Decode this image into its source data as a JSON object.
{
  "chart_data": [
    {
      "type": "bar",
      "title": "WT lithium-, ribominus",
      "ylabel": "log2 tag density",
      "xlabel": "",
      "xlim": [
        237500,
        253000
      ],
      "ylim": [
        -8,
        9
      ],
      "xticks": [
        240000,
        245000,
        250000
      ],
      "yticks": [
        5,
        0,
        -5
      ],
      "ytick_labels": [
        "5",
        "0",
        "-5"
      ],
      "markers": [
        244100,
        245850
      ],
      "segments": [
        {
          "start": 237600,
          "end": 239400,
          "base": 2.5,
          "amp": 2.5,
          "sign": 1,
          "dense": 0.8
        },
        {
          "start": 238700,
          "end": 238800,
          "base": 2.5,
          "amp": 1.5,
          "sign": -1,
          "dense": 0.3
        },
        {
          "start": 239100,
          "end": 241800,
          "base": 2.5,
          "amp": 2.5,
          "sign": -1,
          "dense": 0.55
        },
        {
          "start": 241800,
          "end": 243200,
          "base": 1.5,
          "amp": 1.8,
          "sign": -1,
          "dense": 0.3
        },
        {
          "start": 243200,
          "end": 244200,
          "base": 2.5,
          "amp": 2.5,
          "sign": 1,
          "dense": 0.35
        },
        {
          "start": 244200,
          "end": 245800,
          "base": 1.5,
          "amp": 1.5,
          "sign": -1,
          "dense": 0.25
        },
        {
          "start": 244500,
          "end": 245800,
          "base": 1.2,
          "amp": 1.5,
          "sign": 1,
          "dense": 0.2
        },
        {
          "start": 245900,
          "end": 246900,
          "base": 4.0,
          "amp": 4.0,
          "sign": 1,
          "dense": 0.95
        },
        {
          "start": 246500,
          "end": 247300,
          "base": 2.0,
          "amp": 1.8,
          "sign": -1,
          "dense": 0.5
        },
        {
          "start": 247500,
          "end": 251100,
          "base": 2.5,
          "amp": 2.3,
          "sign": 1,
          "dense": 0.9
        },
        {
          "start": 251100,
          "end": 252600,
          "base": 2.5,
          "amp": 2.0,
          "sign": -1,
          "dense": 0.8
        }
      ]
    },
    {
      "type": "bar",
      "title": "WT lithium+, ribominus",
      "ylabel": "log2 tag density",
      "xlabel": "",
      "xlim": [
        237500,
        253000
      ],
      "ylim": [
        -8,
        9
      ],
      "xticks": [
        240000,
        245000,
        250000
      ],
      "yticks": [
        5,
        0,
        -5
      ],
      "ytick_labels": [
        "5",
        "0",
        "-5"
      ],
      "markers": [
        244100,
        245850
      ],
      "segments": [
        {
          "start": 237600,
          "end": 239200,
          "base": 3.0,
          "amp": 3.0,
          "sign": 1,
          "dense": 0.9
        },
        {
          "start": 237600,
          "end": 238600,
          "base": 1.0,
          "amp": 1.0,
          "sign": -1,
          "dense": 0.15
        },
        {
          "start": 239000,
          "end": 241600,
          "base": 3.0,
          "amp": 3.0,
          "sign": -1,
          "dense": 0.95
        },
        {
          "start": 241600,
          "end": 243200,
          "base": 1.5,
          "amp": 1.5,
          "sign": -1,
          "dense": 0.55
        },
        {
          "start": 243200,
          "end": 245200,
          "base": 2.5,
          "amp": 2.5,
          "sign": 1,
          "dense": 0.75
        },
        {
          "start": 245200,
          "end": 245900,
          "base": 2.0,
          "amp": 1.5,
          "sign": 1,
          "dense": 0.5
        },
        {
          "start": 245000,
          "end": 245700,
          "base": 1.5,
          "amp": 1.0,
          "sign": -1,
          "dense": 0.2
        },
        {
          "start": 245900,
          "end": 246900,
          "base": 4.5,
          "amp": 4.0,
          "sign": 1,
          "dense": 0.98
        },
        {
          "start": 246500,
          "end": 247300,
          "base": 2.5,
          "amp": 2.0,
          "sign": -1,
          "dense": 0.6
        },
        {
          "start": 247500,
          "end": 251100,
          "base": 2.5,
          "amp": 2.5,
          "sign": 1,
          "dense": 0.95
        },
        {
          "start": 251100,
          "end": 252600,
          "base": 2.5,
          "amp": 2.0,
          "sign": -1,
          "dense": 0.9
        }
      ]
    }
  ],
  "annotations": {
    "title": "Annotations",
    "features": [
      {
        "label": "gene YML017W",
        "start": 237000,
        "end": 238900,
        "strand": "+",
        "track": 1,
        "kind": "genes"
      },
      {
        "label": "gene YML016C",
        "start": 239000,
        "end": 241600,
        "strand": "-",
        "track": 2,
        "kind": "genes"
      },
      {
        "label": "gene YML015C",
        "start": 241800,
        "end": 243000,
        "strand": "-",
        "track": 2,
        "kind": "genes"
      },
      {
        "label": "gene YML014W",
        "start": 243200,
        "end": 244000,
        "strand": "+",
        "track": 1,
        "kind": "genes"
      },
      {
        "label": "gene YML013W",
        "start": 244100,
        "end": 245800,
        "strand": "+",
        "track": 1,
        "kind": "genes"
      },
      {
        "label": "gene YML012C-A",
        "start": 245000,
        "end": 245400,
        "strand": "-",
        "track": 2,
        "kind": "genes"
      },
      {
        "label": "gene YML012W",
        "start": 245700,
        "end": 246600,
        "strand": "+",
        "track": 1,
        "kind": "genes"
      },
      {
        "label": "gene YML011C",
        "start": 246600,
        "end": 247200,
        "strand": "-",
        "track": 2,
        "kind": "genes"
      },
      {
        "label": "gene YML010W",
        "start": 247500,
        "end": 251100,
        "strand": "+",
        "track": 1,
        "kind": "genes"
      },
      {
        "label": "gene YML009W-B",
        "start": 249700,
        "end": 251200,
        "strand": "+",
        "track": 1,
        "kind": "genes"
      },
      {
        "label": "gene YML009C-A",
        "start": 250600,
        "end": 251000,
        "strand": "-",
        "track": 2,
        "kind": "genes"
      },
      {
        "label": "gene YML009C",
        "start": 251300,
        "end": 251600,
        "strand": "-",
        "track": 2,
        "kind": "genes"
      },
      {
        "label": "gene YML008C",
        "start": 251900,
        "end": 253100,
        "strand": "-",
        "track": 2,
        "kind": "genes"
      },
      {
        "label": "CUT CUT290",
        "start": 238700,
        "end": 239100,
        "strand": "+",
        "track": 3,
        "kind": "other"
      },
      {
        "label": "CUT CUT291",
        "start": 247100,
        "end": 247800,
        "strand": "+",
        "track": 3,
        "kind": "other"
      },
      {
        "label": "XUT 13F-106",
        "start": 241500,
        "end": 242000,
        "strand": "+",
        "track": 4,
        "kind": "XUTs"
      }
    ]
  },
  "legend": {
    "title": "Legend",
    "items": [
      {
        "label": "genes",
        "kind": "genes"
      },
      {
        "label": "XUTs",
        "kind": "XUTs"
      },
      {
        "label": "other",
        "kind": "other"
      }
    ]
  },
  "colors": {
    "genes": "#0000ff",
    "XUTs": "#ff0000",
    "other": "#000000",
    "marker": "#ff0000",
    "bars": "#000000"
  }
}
⁂
Assigned task
For every line above that holds the word "lithium", report the whole line.

Exercise result
      "title": "WT lithium-, ribominus",
      "title": "WT lithium+, ribominus",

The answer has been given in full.